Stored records
^^^^^^^^^^^^^^^^
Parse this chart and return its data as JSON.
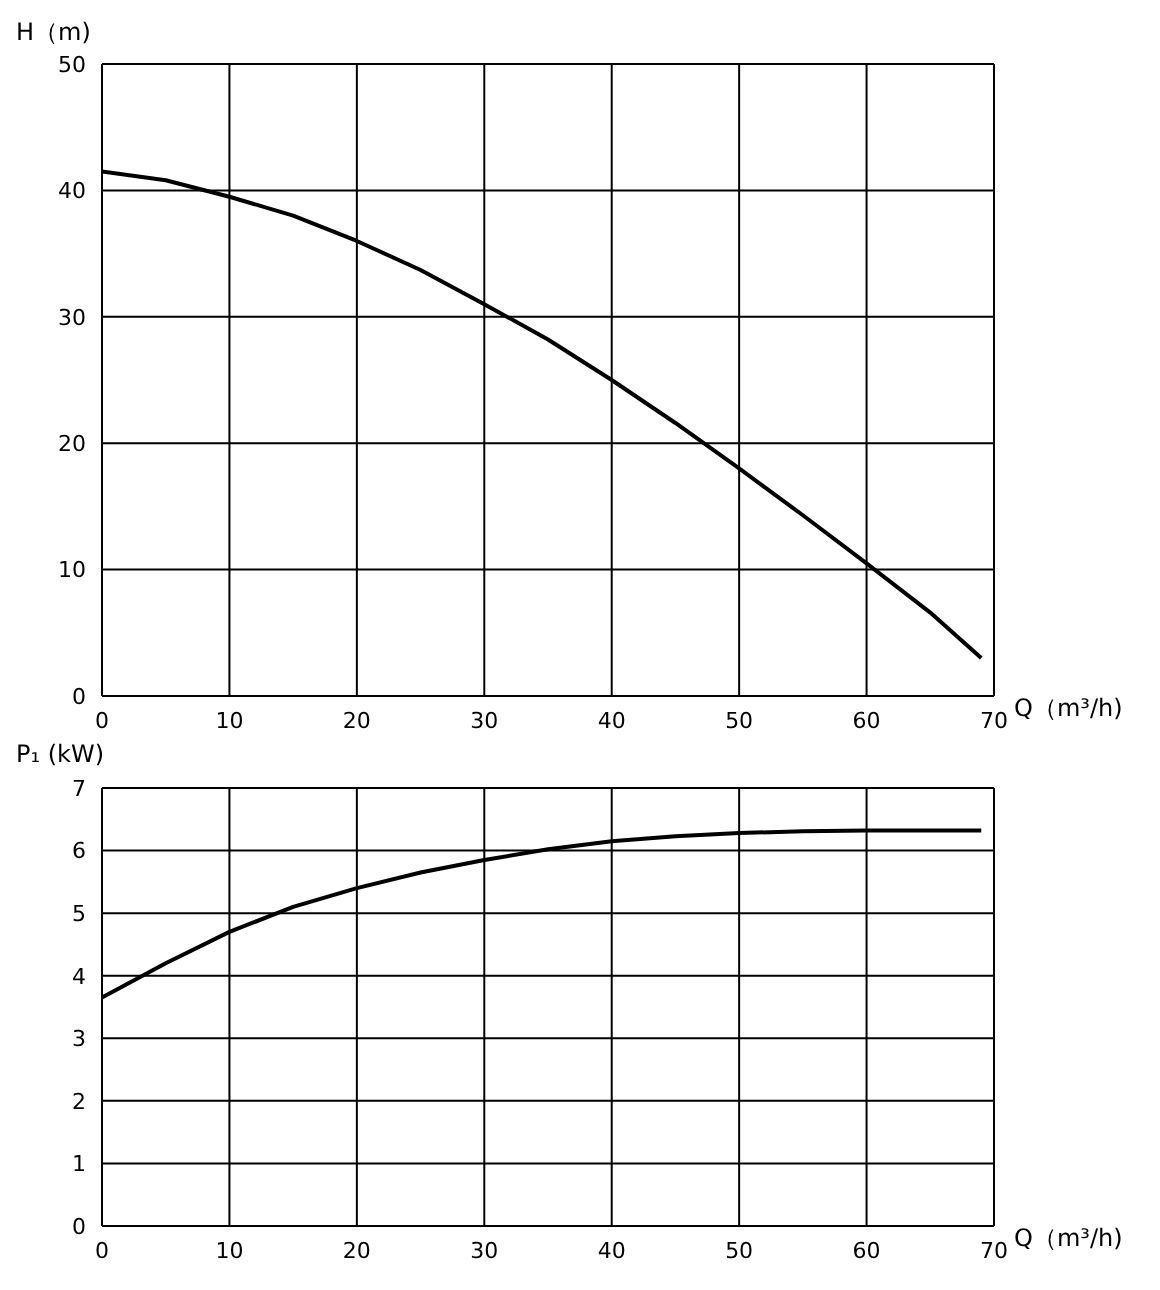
{
  "chart_data": [
    {
      "type": "line",
      "ylabel": "H（m)",
      "xlabel": "Q（m³/h)",
      "x": [
        0,
        5,
        10,
        15,
        20,
        25,
        30,
        35,
        40,
        45,
        50,
        55,
        60,
        65,
        69
      ],
      "series": [
        {
          "color": "#000000",
          "values": [
            41.5,
            40.8,
            39.5,
            38,
            36,
            33.7,
            31,
            28.2,
            25,
            21.6,
            18,
            14.3,
            10.5,
            6.6,
            3
          ]
        }
      ],
      "xlim": [
        0,
        70
      ],
      "xticks": [
        0,
        10,
        20,
        30,
        40,
        50,
        60,
        70
      ],
      "ylim": [
        0,
        50
      ],
      "yticks": [
        0,
        10,
        20,
        30,
        40,
        50
      ],
      "grid": true,
      "marker": "none",
      "line_style": "solid"
    },
    {
      "type": "line",
      "ylabel": "P₁ (kW)",
      "xlabel": "Q（m³/h)",
      "x": [
        0,
        5,
        10,
        15,
        20,
        25,
        30,
        35,
        40,
        45,
        50,
        55,
        60,
        65,
        69
      ],
      "series": [
        {
          "color": "#000000",
          "values": [
            3.65,
            4.2,
            4.7,
            5.1,
            5.4,
            5.65,
            5.85,
            6.02,
            6.15,
            6.23,
            6.28,
            6.31,
            6.32,
            6.32,
            6.32
          ]
        }
      ],
      "xlim": [
        0,
        70
      ],
      "xticks": [
        0,
        10,
        20,
        30,
        40,
        50,
        60,
        70
      ],
      "ylim": [
        0,
        7
      ],
      "yticks": [
        0,
        1,
        2,
        3,
        4,
        5,
        6,
        7
      ],
      "grid": true,
      "marker": "none",
      "line_style": "solid"
    }
  ]
}
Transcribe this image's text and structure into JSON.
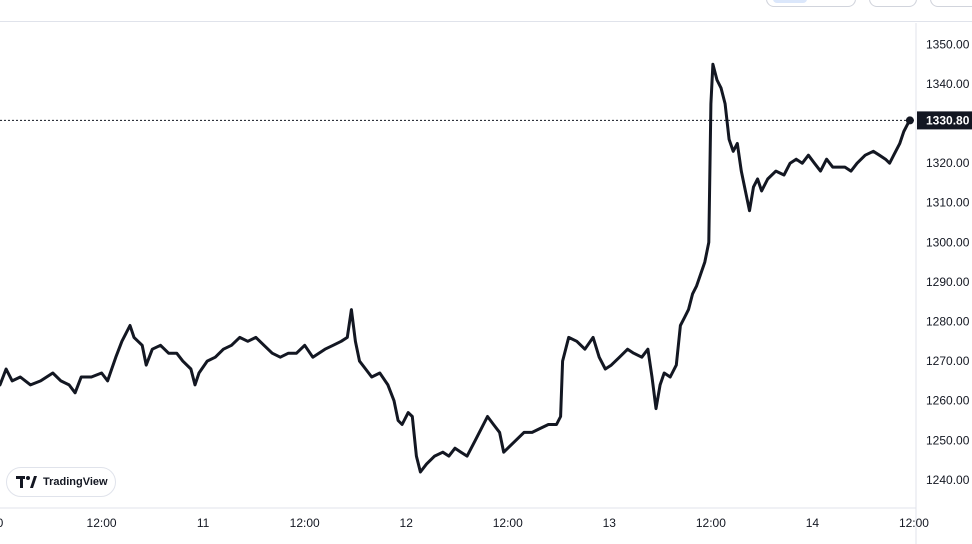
{
  "chart_data": {
    "type": "line",
    "title": "",
    "xlabel": "",
    "ylabel": "",
    "ylim": [
      1232.9,
      1355.4
    ],
    "xlim": [
      0,
      4.51
    ],
    "x_tick_labels": [
      "0",
      "12:00",
      "11",
      "12:00",
      "12",
      "12:00",
      "13",
      "12:00",
      "14",
      "12:00"
    ],
    "x_tick_values": [
      0,
      0.5,
      1,
      1.5,
      2,
      2.5,
      3,
      3.5,
      4,
      4.5
    ],
    "y_tick_labels": [
      "1350.00",
      "1340.00",
      "1330.00",
      "1320.00",
      "1310.00",
      "1300.00",
      "1290.00",
      "1280.00",
      "1270.00",
      "1260.00",
      "1250.00",
      "1240.00"
    ],
    "y_tick_values": [
      1350,
      1340,
      1330,
      1320,
      1310,
      1300,
      1290,
      1280,
      1270,
      1260,
      1250,
      1240
    ],
    "last_price": 1330.8,
    "last_price_label": "1330.80",
    "series": [
      {
        "values": [
          [
            0.0,
            1264
          ],
          [
            0.03,
            1268
          ],
          [
            0.06,
            1265
          ],
          [
            0.1,
            1266
          ],
          [
            0.15,
            1264
          ],
          [
            0.2,
            1265
          ],
          [
            0.26,
            1267
          ],
          [
            0.3,
            1265
          ],
          [
            0.34,
            1264
          ],
          [
            0.37,
            1262
          ],
          [
            0.4,
            1266
          ],
          [
            0.45,
            1266
          ],
          [
            0.5,
            1267
          ],
          [
            0.53,
            1265
          ],
          [
            0.55,
            1268
          ],
          [
            0.57,
            1271
          ],
          [
            0.6,
            1275
          ],
          [
            0.64,
            1279
          ],
          [
            0.66,
            1276
          ],
          [
            0.7,
            1274
          ],
          [
            0.72,
            1269
          ],
          [
            0.75,
            1273
          ],
          [
            0.79,
            1274
          ],
          [
            0.83,
            1272
          ],
          [
            0.87,
            1272
          ],
          [
            0.9,
            1270
          ],
          [
            0.94,
            1268
          ],
          [
            0.96,
            1264
          ],
          [
            0.98,
            1267
          ],
          [
            1.02,
            1270
          ],
          [
            1.06,
            1271
          ],
          [
            1.1,
            1273
          ],
          [
            1.14,
            1274
          ],
          [
            1.18,
            1276
          ],
          [
            1.22,
            1275
          ],
          [
            1.26,
            1276
          ],
          [
            1.3,
            1274
          ],
          [
            1.34,
            1272
          ],
          [
            1.38,
            1271
          ],
          [
            1.42,
            1272
          ],
          [
            1.46,
            1272
          ],
          [
            1.5,
            1274
          ],
          [
            1.54,
            1271
          ],
          [
            1.57,
            1272
          ],
          [
            1.6,
            1273
          ],
          [
            1.64,
            1274
          ],
          [
            1.68,
            1275
          ],
          [
            1.71,
            1276
          ],
          [
            1.73,
            1283
          ],
          [
            1.75,
            1275
          ],
          [
            1.77,
            1270
          ],
          [
            1.8,
            1268
          ],
          [
            1.83,
            1266
          ],
          [
            1.87,
            1267
          ],
          [
            1.91,
            1264
          ],
          [
            1.94,
            1260
          ],
          [
            1.96,
            1255
          ],
          [
            1.98,
            1254
          ],
          [
            2.01,
            1257
          ],
          [
            2.03,
            1256
          ],
          [
            2.05,
            1246
          ],
          [
            2.07,
            1242
          ],
          [
            2.1,
            1244
          ],
          [
            2.14,
            1246
          ],
          [
            2.18,
            1247
          ],
          [
            2.21,
            1246
          ],
          [
            2.24,
            1248
          ],
          [
            2.27,
            1247
          ],
          [
            2.3,
            1246
          ],
          [
            2.34,
            1250
          ],
          [
            2.37,
            1253
          ],
          [
            2.4,
            1256
          ],
          [
            2.43,
            1254
          ],
          [
            2.46,
            1252
          ],
          [
            2.48,
            1247
          ],
          [
            2.5,
            1248
          ],
          [
            2.54,
            1250
          ],
          [
            2.58,
            1252
          ],
          [
            2.62,
            1252
          ],
          [
            2.66,
            1253
          ],
          [
            2.7,
            1254
          ],
          [
            2.74,
            1254
          ],
          [
            2.76,
            1256
          ],
          [
            2.77,
            1270
          ],
          [
            2.8,
            1276
          ],
          [
            2.84,
            1275
          ],
          [
            2.88,
            1273
          ],
          [
            2.92,
            1276
          ],
          [
            2.95,
            1271
          ],
          [
            2.98,
            1268
          ],
          [
            3.01,
            1269
          ],
          [
            3.05,
            1271
          ],
          [
            3.09,
            1273
          ],
          [
            3.12,
            1272
          ],
          [
            3.16,
            1271
          ],
          [
            3.19,
            1273
          ],
          [
            3.21,
            1266
          ],
          [
            3.23,
            1258
          ],
          [
            3.25,
            1264
          ],
          [
            3.27,
            1267
          ],
          [
            3.3,
            1266
          ],
          [
            3.33,
            1269
          ],
          [
            3.35,
            1279
          ],
          [
            3.37,
            1281
          ],
          [
            3.39,
            1283
          ],
          [
            3.41,
            1287
          ],
          [
            3.43,
            1289
          ],
          [
            3.45,
            1292
          ],
          [
            3.47,
            1295
          ],
          [
            3.49,
            1300
          ],
          [
            3.5,
            1335
          ],
          [
            3.51,
            1345
          ],
          [
            3.53,
            1341
          ],
          [
            3.55,
            1339
          ],
          [
            3.57,
            1335
          ],
          [
            3.59,
            1326
          ],
          [
            3.61,
            1323
          ],
          [
            3.63,
            1325
          ],
          [
            3.65,
            1318
          ],
          [
            3.67,
            1313
          ],
          [
            3.69,
            1308
          ],
          [
            3.71,
            1314
          ],
          [
            3.73,
            1316
          ],
          [
            3.75,
            1313
          ],
          [
            3.78,
            1316
          ],
          [
            3.82,
            1318
          ],
          [
            3.86,
            1317
          ],
          [
            3.89,
            1320
          ],
          [
            3.92,
            1321
          ],
          [
            3.95,
            1320
          ],
          [
            3.98,
            1322
          ],
          [
            4.01,
            1320
          ],
          [
            4.04,
            1318
          ],
          [
            4.07,
            1321
          ],
          [
            4.1,
            1319
          ],
          [
            4.13,
            1319
          ],
          [
            4.16,
            1319
          ],
          [
            4.19,
            1318
          ],
          [
            4.22,
            1320
          ],
          [
            4.26,
            1322
          ],
          [
            4.3,
            1323
          ],
          [
            4.33,
            1322
          ],
          [
            4.36,
            1321
          ],
          [
            4.38,
            1320
          ],
          [
            4.4,
            1322
          ],
          [
            4.43,
            1325
          ],
          [
            4.45,
            1328
          ],
          [
            4.47,
            1330
          ],
          [
            4.48,
            1330.8
          ]
        ]
      }
    ],
    "colors": {
      "line": "#131722",
      "grid_line": "#e0e3eb",
      "price_tag_bg": "#131722",
      "price_tag_text": "#ffffff",
      "dotted_line": "#131722"
    },
    "grid": false,
    "legend": "none"
  },
  "branding": {
    "logo_text": "TradingView",
    "logo_icon": "tradingview-logo-icon"
  }
}
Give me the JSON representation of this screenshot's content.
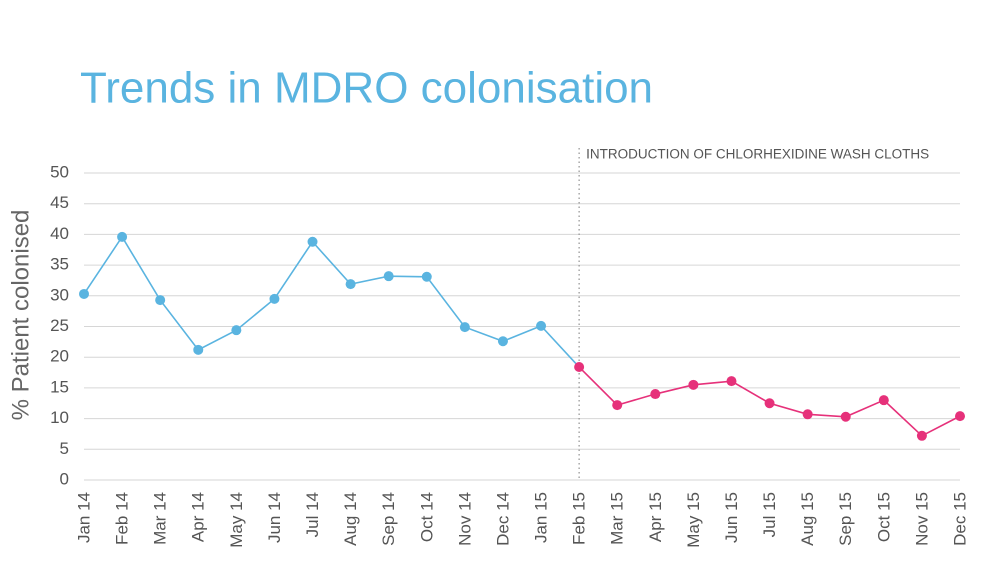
^^^^^^^^^^^^^^^^
#### WHAT IS NEEDED:
Extract all lines of the records above that include "this".

#### SOLVED EXERCISE:
Parse this chart and return its data as JSON.
Transcribe this image's text and structure into JSON.
Give me the JSON representation of this screenshot's content.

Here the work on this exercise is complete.